*Source records*:
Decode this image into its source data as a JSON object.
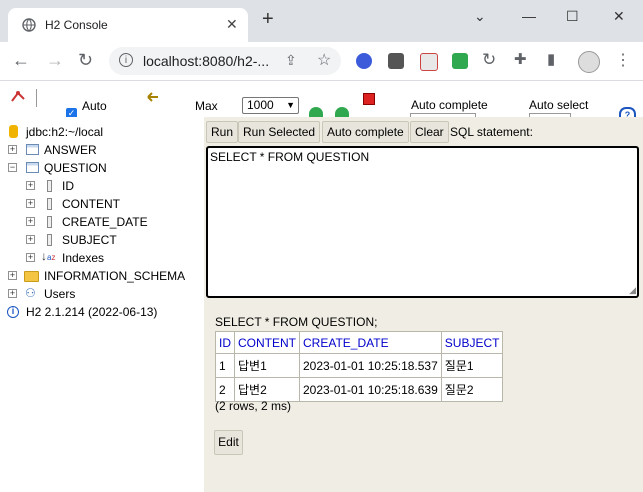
{
  "browser": {
    "tab_title": "H2 Console",
    "url": "localhost:8080/h2-..."
  },
  "toolbar": {
    "auto_commit_label": "Auto",
    "max_label": "Max",
    "max_value": "1000",
    "auto_complete_label": "Auto complete",
    "auto_select_label": "Auto select"
  },
  "tree": {
    "connection": "jdbc:h2:~/local",
    "items": [
      {
        "label": "ANSWER"
      },
      {
        "label": "QUESTION"
      },
      {
        "label": "ID"
      },
      {
        "label": "CONTENT"
      },
      {
        "label": "CREATE_DATE"
      },
      {
        "label": "SUBJECT"
      },
      {
        "label": "Indexes"
      },
      {
        "label": "INFORMATION_SCHEMA"
      },
      {
        "label": "Users"
      },
      {
        "label": "H2 2.1.214 (2022-06-13)"
      }
    ]
  },
  "buttons": {
    "run": "Run",
    "run_selected": "Run Selected",
    "auto_complete": "Auto complete",
    "clear": "Clear",
    "sql_statement_label": "SQL statement:",
    "edit": "Edit"
  },
  "sql": "SELECT * FROM QUESTION",
  "result": {
    "statement": "SELECT * FROM QUESTION;",
    "columns": [
      "ID",
      "CONTENT",
      "CREATE_DATE",
      "SUBJECT"
    ],
    "rows": [
      [
        "1",
        "답변1",
        "2023-01-01 10:25:18.537",
        "질문1"
      ],
      [
        "2",
        "답변2",
        "2023-01-01 10:25:18.639",
        "질문2"
      ]
    ],
    "row_count": "(2 rows, 2 ms)"
  },
  "colors": {
    "panel_bg": "#f0eee4",
    "header_link": "#0000cc",
    "tab_strip": "#dee1e6"
  }
}
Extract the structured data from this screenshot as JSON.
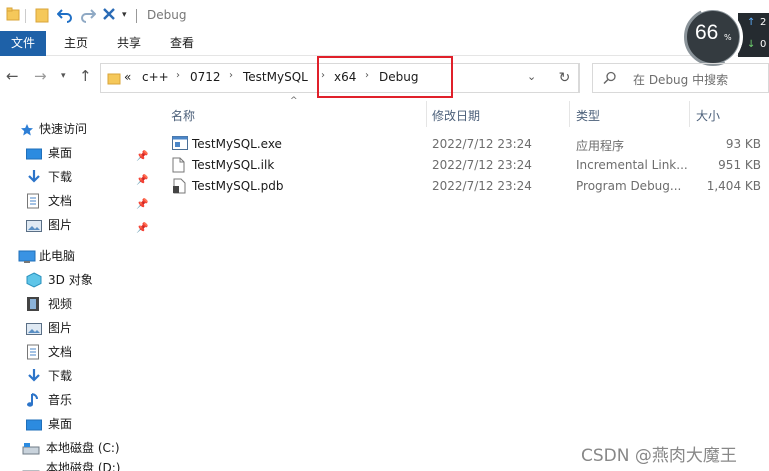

*What needs to be done*: Report how many lines in these entries contain "statement". Answer with the number only.

*Answer below*: 2